— START —
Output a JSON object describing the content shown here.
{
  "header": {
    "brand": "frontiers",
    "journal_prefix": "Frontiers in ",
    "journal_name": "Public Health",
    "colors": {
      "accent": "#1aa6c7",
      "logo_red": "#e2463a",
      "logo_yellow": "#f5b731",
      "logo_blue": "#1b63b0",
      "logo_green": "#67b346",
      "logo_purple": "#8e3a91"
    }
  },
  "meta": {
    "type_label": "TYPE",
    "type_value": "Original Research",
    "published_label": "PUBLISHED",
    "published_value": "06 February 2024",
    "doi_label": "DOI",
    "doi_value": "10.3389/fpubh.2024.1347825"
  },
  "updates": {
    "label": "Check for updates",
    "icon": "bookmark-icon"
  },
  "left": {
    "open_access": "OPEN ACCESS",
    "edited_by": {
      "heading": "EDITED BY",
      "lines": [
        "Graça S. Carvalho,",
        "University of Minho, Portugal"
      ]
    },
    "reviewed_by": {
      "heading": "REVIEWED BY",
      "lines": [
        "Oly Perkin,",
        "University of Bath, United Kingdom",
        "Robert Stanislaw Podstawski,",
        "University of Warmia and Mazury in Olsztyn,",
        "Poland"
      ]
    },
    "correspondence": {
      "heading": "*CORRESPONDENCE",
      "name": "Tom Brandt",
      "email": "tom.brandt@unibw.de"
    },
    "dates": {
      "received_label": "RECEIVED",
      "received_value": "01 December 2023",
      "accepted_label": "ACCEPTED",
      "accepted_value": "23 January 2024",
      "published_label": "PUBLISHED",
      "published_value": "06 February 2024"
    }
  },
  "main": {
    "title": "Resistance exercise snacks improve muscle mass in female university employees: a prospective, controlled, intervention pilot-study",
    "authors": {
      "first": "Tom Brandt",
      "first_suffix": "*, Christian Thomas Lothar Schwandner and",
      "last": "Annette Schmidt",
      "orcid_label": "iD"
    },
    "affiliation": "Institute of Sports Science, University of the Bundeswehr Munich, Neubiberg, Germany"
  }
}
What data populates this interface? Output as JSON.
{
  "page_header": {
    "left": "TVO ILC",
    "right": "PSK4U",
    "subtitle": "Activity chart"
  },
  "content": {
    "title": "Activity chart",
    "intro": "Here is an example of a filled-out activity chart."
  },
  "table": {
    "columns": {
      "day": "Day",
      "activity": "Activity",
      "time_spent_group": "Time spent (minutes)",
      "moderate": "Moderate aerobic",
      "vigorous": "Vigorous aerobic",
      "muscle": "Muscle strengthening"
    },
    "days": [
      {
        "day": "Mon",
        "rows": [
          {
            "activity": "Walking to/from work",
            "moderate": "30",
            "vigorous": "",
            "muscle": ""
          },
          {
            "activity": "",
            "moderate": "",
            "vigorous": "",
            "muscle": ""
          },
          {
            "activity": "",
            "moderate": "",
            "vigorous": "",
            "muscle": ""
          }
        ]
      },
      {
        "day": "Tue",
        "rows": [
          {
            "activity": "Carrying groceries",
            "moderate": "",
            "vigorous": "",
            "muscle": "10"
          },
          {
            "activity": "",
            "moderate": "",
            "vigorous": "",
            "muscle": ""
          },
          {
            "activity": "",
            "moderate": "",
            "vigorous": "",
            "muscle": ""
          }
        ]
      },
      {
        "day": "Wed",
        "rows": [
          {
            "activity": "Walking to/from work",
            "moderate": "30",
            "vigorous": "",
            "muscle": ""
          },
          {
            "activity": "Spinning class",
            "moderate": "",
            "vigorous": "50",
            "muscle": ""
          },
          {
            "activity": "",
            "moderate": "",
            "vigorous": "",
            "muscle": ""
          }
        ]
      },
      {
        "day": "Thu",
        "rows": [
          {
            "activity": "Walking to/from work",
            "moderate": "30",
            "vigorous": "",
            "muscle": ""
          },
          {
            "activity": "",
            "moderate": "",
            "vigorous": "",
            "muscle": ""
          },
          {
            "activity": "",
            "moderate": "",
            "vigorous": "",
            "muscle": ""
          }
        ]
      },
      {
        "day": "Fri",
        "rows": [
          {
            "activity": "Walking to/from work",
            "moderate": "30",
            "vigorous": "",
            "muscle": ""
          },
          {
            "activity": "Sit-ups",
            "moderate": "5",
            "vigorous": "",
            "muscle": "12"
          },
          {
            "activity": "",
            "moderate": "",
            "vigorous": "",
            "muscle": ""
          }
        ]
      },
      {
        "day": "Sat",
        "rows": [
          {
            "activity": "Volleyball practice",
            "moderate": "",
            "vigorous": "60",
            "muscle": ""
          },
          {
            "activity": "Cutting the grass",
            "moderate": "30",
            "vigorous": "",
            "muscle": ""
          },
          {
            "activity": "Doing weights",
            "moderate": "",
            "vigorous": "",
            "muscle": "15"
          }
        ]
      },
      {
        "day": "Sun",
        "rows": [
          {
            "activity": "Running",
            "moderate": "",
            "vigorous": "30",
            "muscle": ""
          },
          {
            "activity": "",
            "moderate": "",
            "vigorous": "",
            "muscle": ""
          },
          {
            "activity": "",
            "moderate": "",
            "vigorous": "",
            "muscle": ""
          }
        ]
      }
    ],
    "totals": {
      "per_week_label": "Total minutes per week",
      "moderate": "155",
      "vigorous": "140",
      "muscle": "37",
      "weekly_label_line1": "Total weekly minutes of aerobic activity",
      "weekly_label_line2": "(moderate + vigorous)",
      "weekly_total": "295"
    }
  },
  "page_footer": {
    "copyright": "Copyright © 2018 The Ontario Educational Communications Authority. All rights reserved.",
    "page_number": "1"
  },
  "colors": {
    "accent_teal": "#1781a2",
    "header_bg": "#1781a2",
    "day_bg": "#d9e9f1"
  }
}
— END —
Task prompt:
Quote the data above in full, changing nothing.

Complete answer:
Output a JSON object describing the content shown here.
{
  "header": {
    "brand": "frontiers",
    "journal_prefix": "Frontiers in ",
    "journal_name": "Public Health",
    "colors": {
      "accent": "#1aa6c7",
      "logo_red": "#e2463a",
      "logo_yellow": "#f5b731",
      "logo_blue": "#1b63b0",
      "logo_green": "#67b346",
      "logo_purple": "#8e3a91"
    }
  },
  "meta": {
    "type_label": "TYPE",
    "type_value": "Original Research",
    "published_label": "PUBLISHED",
    "published_value": "06 February 2024",
    "doi_label": "DOI",
    "doi_value": "10.3389/fpubh.2024.1347825"
  },
  "updates": {
    "label": "Check for updates",
    "icon": "bookmark-icon"
  },
  "left": {
    "open_access": "OPEN ACCESS",
    "edited_by": {
      "heading": "EDITED BY",
      "lines": [
        "Graça S. Carvalho,",
        "University of Minho, Portugal"
      ]
    },
    "reviewed_by": {
      "heading": "REVIEWED BY",
      "lines": [
        "Oly Perkin,",
        "University of Bath, United Kingdom",
        "Robert Stanislaw Podstawski,",
        "University of Warmia and Mazury in Olsztyn,",
        "Poland"
      ]
    },
    "correspondence": {
      "heading": "*CORRESPONDENCE",
      "name": "Tom Brandt",
      "email": "tom.brandt@unibw.de"
    },
    "dates": {
      "received_label": "RECEIVED",
      "received_value": "01 December 2023",
      "accepted_label": "ACCEPTED",
      "accepted_value": "23 January 2024",
      "published_label": "PUBLISHED",
      "published_value": "06 February 2024"
    }
  },
  "main": {
    "title": "Resistance exercise snacks improve muscle mass in female university employees: a prospective, controlled, intervention pilot-study",
    "authors": {
      "first": "Tom Brandt",
      "first_suffix": "*, Christian Thomas Lothar Schwandner and",
      "last": "Annette Schmidt",
      "orcid_label": "iD"
    },
    "affiliation": "Institute of Sports Science, University of the Bundeswehr Munich, Neubiberg, Germany"
  }
}
What data populates this interface? Output as JSON.
{
  "page_header": {
    "left": "TVO ILC",
    "right": "PSK4U",
    "subtitle": "Activity chart"
  },
  "content": {
    "title": "Activity chart",
    "intro": "Here is an example of a filled-out activity chart."
  },
  "table": {
    "columns": {
      "day": "Day",
      "activity": "Activity",
      "time_spent_group": "Time spent (minutes)",
      "moderate": "Moderate aerobic",
      "vigorous": "Vigorous aerobic",
      "muscle": "Muscle strengthening"
    },
    "days": [
      {
        "day": "Mon",
        "rows": [
          {
            "activity": "Walking to/from work",
            "moderate": "30",
            "vigorous": "",
            "muscle": ""
          },
          {
            "activity": "",
            "moderate": "",
            "vigorous": "",
            "muscle": ""
          },
          {
            "activity": "",
            "moderate": "",
            "vigorous": "",
            "muscle": ""
          }
        ]
      },
      {
        "day": "Tue",
        "rows": [
          {
            "activity": "Carrying groceries",
            "moderate": "",
            "vigorous": "",
            "muscle": "10"
          },
          {
            "activity": "",
            "moderate": "",
            "vigorous": "",
            "muscle": ""
          },
          {
            "activity": "",
            "moderate": "",
            "vigorous": "",
            "muscle": ""
          }
        ]
      },
      {
        "day": "Wed",
        "rows": [
          {
            "activity": "Walking to/from work",
            "moderate": "30",
            "vigorous": "",
            "muscle": ""
          },
          {
            "activity": "Spinning class",
            "moderate": "",
            "vigorous": "50",
            "muscle": ""
          },
          {
            "activity": "",
            "moderate": "",
            "vigorous": "",
            "muscle": ""
          }
        ]
      },
      {
        "day": "Thu",
        "rows": [
          {
            "activity": "Walking to/from work",
            "moderate": "30",
            "vigorous": "",
            "muscle": ""
          },
          {
            "activity": "",
            "moderate": "",
            "vigorous": "",
            "muscle": ""
          },
          {
            "activity": "",
            "moderate": "",
            "vigorous": "",
            "muscle": ""
          }
        ]
      },
      {
        "day": "Fri",
        "rows": [
          {
            "activity": "Walking to/from work",
            "moderate": "30",
            "vigorous": "",
            "muscle": ""
          },
          {
            "activity": "Sit-ups",
            "moderate": "5",
            "vigorous": "",
            "muscle": "12"
          },
          {
            "activity": "",
            "moderate": "",
            "vigorous": "",
            "muscle": ""
          }
        ]
      },
      {
        "day": "Sat",
        "rows": [
          {
            "activity": "Volleyball practice",
            "moderate": "",
            "vigorous": "60",
            "muscle": ""
          },
          {
            "activity": "Cutting the grass",
            "moderate": "30",
            "vigorous": "",
            "muscle": ""
          },
          {
            "activity": "Doing weights",
            "moderate": "",
            "vigorous": "",
            "muscle": "15"
          }
        ]
      },
      {
        "day": "Sun",
        "rows": [
          {
            "activity": "Running",
            "moderate": "",
            "vigorous": "30",
            "muscle": ""
          },
          {
            "activity": "",
            "moderate": "",
            "vigorous": "",
            "muscle": ""
          },
          {
            "activity": "",
            "moderate": "",
            "vigorous": "",
            "muscle": ""
          }
        ]
      }
    ],
    "totals": {
      "per_week_label": "Total minutes per week",
      "moderate": "155",
      "vigorous": "140",
      "muscle": "37",
      "weekly_label_line1": "Total weekly minutes of aerobic activity",
      "weekly_label_line2": "(moderate + vigorous)",
      "weekly_total": "295"
    }
  },
  "page_footer": {
    "copyright": "Copyright © 2018 The Ontario Educational Communications Authority. All rights reserved.",
    "page_number": "1"
  },
  "colors": {
    "accent_teal": "#1781a2",
    "header_bg": "#1781a2",
    "day_bg": "#d9e9f1"
  }
}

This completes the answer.